SET TASK: Scan the entries below. List each line with "domestic".

Records about charts and figures
+---+

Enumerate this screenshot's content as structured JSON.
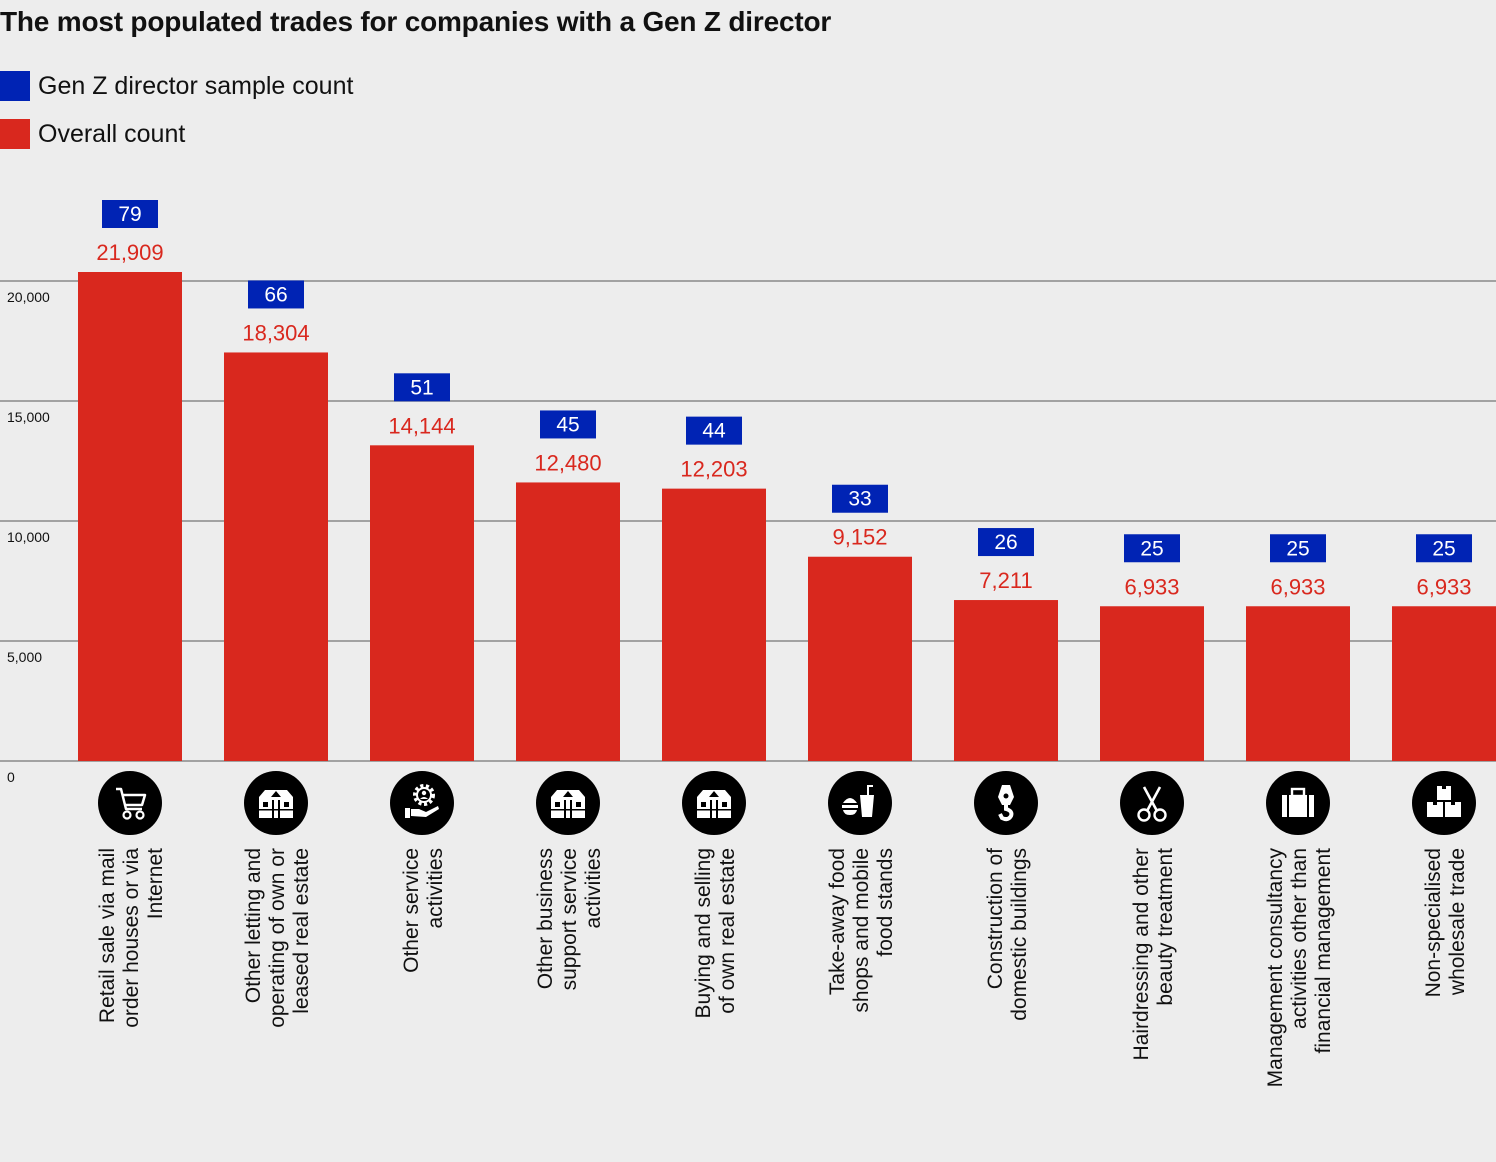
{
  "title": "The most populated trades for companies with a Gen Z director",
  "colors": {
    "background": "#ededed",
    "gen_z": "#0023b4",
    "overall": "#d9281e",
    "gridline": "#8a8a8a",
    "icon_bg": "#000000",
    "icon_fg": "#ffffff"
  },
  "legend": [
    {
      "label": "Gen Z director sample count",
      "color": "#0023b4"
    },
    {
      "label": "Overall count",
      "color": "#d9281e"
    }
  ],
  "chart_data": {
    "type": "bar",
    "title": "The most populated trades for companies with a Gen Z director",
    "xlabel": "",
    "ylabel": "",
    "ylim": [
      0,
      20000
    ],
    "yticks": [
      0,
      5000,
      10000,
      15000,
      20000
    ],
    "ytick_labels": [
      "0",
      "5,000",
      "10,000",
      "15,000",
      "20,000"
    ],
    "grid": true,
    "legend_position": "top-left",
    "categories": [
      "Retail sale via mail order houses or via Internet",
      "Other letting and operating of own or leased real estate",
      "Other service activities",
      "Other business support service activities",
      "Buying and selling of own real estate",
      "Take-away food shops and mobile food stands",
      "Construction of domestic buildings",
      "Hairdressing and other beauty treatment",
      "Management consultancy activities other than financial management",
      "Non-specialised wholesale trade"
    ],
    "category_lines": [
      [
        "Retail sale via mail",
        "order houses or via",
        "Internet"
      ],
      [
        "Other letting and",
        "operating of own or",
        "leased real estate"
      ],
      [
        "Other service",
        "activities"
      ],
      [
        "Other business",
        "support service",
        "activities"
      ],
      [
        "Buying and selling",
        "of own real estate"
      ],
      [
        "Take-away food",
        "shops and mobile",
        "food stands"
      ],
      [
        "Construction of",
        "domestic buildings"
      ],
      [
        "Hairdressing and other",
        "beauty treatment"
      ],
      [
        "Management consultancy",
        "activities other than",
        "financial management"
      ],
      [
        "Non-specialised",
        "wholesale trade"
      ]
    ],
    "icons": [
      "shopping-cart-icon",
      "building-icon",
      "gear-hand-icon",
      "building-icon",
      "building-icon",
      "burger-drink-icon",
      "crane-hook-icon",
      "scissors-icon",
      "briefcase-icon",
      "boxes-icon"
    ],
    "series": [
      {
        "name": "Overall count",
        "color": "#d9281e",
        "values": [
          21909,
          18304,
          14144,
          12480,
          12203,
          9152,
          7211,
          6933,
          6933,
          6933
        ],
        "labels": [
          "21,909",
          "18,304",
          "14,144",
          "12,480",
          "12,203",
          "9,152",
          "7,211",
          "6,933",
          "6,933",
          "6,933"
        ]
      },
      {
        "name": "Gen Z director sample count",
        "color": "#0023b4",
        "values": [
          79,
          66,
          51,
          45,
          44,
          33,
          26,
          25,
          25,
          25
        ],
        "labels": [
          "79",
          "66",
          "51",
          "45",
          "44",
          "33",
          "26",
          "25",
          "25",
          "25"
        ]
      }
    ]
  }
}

+---+

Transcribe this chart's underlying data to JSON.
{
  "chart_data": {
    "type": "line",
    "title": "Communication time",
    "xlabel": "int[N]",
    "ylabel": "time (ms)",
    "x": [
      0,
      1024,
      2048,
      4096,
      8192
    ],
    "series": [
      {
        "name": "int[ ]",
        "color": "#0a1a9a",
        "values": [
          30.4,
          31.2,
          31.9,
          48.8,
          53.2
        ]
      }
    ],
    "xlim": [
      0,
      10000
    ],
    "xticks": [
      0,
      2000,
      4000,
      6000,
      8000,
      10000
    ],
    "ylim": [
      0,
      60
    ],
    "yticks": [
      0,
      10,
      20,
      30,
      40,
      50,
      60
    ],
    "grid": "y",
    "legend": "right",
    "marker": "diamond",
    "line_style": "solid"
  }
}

+---+

SOLVED PROBLEM:
      "Construction of domestic buildings",
        "domestic buildings"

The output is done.